* _MATERIAL TO PROCESS_:
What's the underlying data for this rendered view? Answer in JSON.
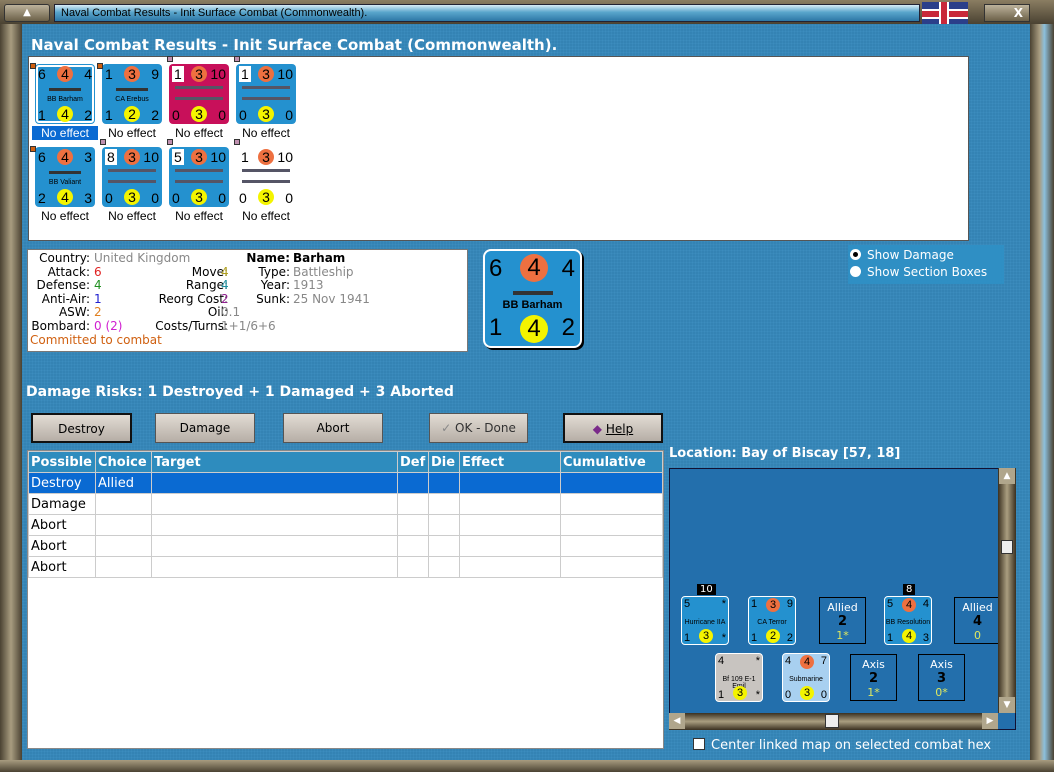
{
  "window": {
    "title": "Naval Combat Results - Init Surface Combat (Commonwealth).",
    "close_label": "X"
  },
  "heading": "Naval Combat Results - Init Surface Combat (Commonwealth).",
  "counters": [
    {
      "tl": "6",
      "tm": "4",
      "tr": "4",
      "bl": "1",
      "bm": "4",
      "br": "2",
      "name": "BB Barham",
      "result": "No effect",
      "bg": "#2491cf"
    },
    {
      "tl": "1",
      "tm": "3",
      "tr": "9",
      "bl": "1",
      "bm": "2",
      "br": "2",
      "name": "CA Erebus",
      "result": "No effect",
      "bg": "#2491cf"
    },
    {
      "tl": "1",
      "tm": "3",
      "tr": "10",
      "bl": "0",
      "bm": "3",
      "br": "0",
      "name": "",
      "result": "No effect",
      "bg": "#c8105a"
    },
    {
      "tl": "1",
      "tm": "3",
      "tr": "10",
      "bl": "0",
      "bm": "3",
      "br": "0",
      "name": "",
      "result": "No effect",
      "bg": "#2491cf"
    },
    {
      "tl": "6",
      "tm": "4",
      "tr": "3",
      "bl": "2",
      "bm": "4",
      "br": "3",
      "name": "BB Valiant",
      "result": "No effect",
      "bg": "#2491cf"
    },
    {
      "tl": "8",
      "tm": "3",
      "tr": "10",
      "bl": "0",
      "bm": "3",
      "br": "0",
      "name": "",
      "result": "No effect",
      "bg": "#2491cf"
    },
    {
      "tl": "5",
      "tm": "3",
      "tr": "10",
      "bl": "0",
      "bm": "3",
      "br": "0",
      "name": "",
      "result": "No effect",
      "bg": "#2491cf"
    },
    {
      "tl": "1",
      "tm": "3",
      "tr": "10",
      "bl": "0",
      "bm": "3",
      "br": "0",
      "name": "",
      "result": "No effect",
      "bg": "#ffffff"
    }
  ],
  "info": {
    "country_label": "Country:",
    "country": "United Kingdom",
    "attack_label": "Attack:",
    "attack": "6",
    "defense_label": "Defense:",
    "defense": "4",
    "antiair_label": "Anti-Air:",
    "antiair": "1",
    "asw_label": "ASW:",
    "asw": "2",
    "bombard_label": "Bombard:",
    "bombard": "0 (2)",
    "move_label": "Move:",
    "move": "4",
    "range_label": "Range:",
    "range": "4",
    "reorg_label": "Reorg Cost:",
    "reorg": "2",
    "oil_label": "Oil:",
    "oil": "0.1",
    "costs_label": "Costs/Turns:",
    "costs": "1+1/6+6",
    "name_label": "Name:",
    "name": "Barham",
    "type_label": "Type:",
    "type": "Battleship",
    "year_label": "Year:",
    "year": "1913",
    "sunk_label": "Sunk:",
    "sunk": "25 Nov 1941",
    "status": "Committed to combat"
  },
  "big_counter": {
    "tl": "6",
    "tm": "4",
    "tr": "4",
    "bl": "1",
    "bm": "4",
    "br": "2",
    "name": "BB Barham"
  },
  "radios": {
    "show_damage": "Show Damage",
    "show_sections": "Show Section Boxes"
  },
  "damage_risks": "Damage Risks: 1 Destroyed + 1 Damaged + 3 Aborted",
  "buttons": {
    "destroy": "Destroy",
    "damage": "Damage",
    "abort": "Abort",
    "ok": "OK - Done",
    "help": "Help"
  },
  "table": {
    "headers": [
      "Possible",
      "Choice",
      "Target",
      "Def",
      "Die",
      "Effect",
      "Cumulative"
    ],
    "rows": [
      [
        "Destroy",
        "Allied"
      ],
      [
        "Damage",
        ""
      ],
      [
        "Abort",
        ""
      ],
      [
        "Abort",
        ""
      ],
      [
        "Abort",
        ""
      ]
    ]
  },
  "location": "Location:  Bay of Biscay [57, 18]",
  "map": {
    "stack1": "10",
    "stack2": "8",
    "units": [
      {
        "tl": "5",
        "tr": "*",
        "bl": "1",
        "bm": "3",
        "br": "*",
        "name": "Hurricane IIA"
      },
      {
        "tl": "1",
        "tm": "3",
        "tr": "9",
        "bl": "1",
        "bm": "2",
        "br": "2",
        "name": "CA Terror"
      },
      {
        "tl": "5",
        "tm": "4",
        "tr": "4",
        "bl": "1",
        "bm": "4",
        "br": "3",
        "name": "BB Resolution"
      },
      {
        "tl": "4",
        "tr": "*",
        "bl": "1",
        "bm": "3",
        "br": "*",
        "name": "Bf 109 E-1 Emil"
      },
      {
        "tl": "4",
        "tm": "4",
        "tr": "7",
        "bl": "0",
        "bm": "3",
        "br": "0",
        "name": "Submarine"
      }
    ],
    "summaries": [
      {
        "side": "Allied",
        "a": "2",
        "b": "1*"
      },
      {
        "side": "Allied",
        "a": "4",
        "b": "0"
      },
      {
        "side": "Axis",
        "a": "2",
        "b": "1*"
      },
      {
        "side": "Axis",
        "a": "3",
        "b": "0*"
      }
    ]
  },
  "center_checkbox": "Center linked map on selected combat hex"
}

* _DIRECTIONS FOR THIS TASK_: Copy out the records above in full, exactly as written, but not the pictures.

* _ANSWER BELOW_:
What's the underlying data for this rendered view? Answer in JSON.
{
  "window": {
    "title": "Naval Combat Results - Init Surface Combat (Commonwealth).",
    "close_label": "X"
  },
  "heading": "Naval Combat Results - Init Surface Combat (Commonwealth).",
  "counters": [
    {
      "tl": "6",
      "tm": "4",
      "tr": "4",
      "bl": "1",
      "bm": "4",
      "br": "2",
      "name": "BB Barham",
      "result": "No effect",
      "bg": "#2491cf"
    },
    {
      "tl": "1",
      "tm": "3",
      "tr": "9",
      "bl": "1",
      "bm": "2",
      "br": "2",
      "name": "CA Erebus",
      "result": "No effect",
      "bg": "#2491cf"
    },
    {
      "tl": "1",
      "tm": "3",
      "tr": "10",
      "bl": "0",
      "bm": "3",
      "br": "0",
      "name": "",
      "result": "No effect",
      "bg": "#c8105a"
    },
    {
      "tl": "1",
      "tm": "3",
      "tr": "10",
      "bl": "0",
      "bm": "3",
      "br": "0",
      "name": "",
      "result": "No effect",
      "bg": "#2491cf"
    },
    {
      "tl": "6",
      "tm": "4",
      "tr": "3",
      "bl": "2",
      "bm": "4",
      "br": "3",
      "name": "BB Valiant",
      "result": "No effect",
      "bg": "#2491cf"
    },
    {
      "tl": "8",
      "tm": "3",
      "tr": "10",
      "bl": "0",
      "bm": "3",
      "br": "0",
      "name": "",
      "result": "No effect",
      "bg": "#2491cf"
    },
    {
      "tl": "5",
      "tm": "3",
      "tr": "10",
      "bl": "0",
      "bm": "3",
      "br": "0",
      "name": "",
      "result": "No effect",
      "bg": "#2491cf"
    },
    {
      "tl": "1",
      "tm": "3",
      "tr": "10",
      "bl": "0",
      "bm": "3",
      "br": "0",
      "name": "",
      "result": "No effect",
      "bg": "#ffffff"
    }
  ],
  "info": {
    "country_label": "Country:",
    "country": "United Kingdom",
    "attack_label": "Attack:",
    "attack": "6",
    "defense_label": "Defense:",
    "defense": "4",
    "antiair_label": "Anti-Air:",
    "antiair": "1",
    "asw_label": "ASW:",
    "asw": "2",
    "bombard_label": "Bombard:",
    "bombard": "0 (2)",
    "move_label": "Move:",
    "move": "4",
    "range_label": "Range:",
    "range": "4",
    "reorg_label": "Reorg Cost:",
    "reorg": "2",
    "oil_label": "Oil:",
    "oil": "0.1",
    "costs_label": "Costs/Turns:",
    "costs": "1+1/6+6",
    "name_label": "Name:",
    "name": "Barham",
    "type_label": "Type:",
    "type": "Battleship",
    "year_label": "Year:",
    "year": "1913",
    "sunk_label": "Sunk:",
    "sunk": "25 Nov 1941",
    "status": "Committed to combat"
  },
  "big_counter": {
    "tl": "6",
    "tm": "4",
    "tr": "4",
    "bl": "1",
    "bm": "4",
    "br": "2",
    "name": "BB Barham"
  },
  "radios": {
    "show_damage": "Show Damage",
    "show_sections": "Show Section Boxes"
  },
  "damage_risks": "Damage Risks: 1 Destroyed + 1 Damaged + 3 Aborted",
  "buttons": {
    "destroy": "Destroy",
    "damage": "Damage",
    "abort": "Abort",
    "ok": "OK - Done",
    "help": "Help"
  },
  "table": {
    "headers": [
      "Possible",
      "Choice",
      "Target",
      "Def",
      "Die",
      "Effect",
      "Cumulative"
    ],
    "rows": [
      [
        "Destroy",
        "Allied"
      ],
      [
        "Damage",
        ""
      ],
      [
        "Abort",
        ""
      ],
      [
        "Abort",
        ""
      ],
      [
        "Abort",
        ""
      ]
    ]
  },
  "location": "Location:  Bay of Biscay [57, 18]",
  "map": {
    "stack1": "10",
    "stack2": "8",
    "units": [
      {
        "tl": "5",
        "tr": "*",
        "bl": "1",
        "bm": "3",
        "br": "*",
        "name": "Hurricane IIA"
      },
      {
        "tl": "1",
        "tm": "3",
        "tr": "9",
        "bl": "1",
        "bm": "2",
        "br": "2",
        "name": "CA Terror"
      },
      {
        "tl": "5",
        "tm": "4",
        "tr": "4",
        "bl": "1",
        "bm": "4",
        "br": "3",
        "name": "BB Resolution"
      },
      {
        "tl": "4",
        "tr": "*",
        "bl": "1",
        "bm": "3",
        "br": "*",
        "name": "Bf 109 E-1 Emil"
      },
      {
        "tl": "4",
        "tm": "4",
        "tr": "7",
        "bl": "0",
        "bm": "3",
        "br": "0",
        "name": "Submarine"
      }
    ],
    "summaries": [
      {
        "side": "Allied",
        "a": "2",
        "b": "1*"
      },
      {
        "side": "Allied",
        "a": "4",
        "b": "0"
      },
      {
        "side": "Axis",
        "a": "2",
        "b": "1*"
      },
      {
        "side": "Axis",
        "a": "3",
        "b": "0*"
      }
    ]
  },
  "center_checkbox": "Center linked map on selected combat hex"
}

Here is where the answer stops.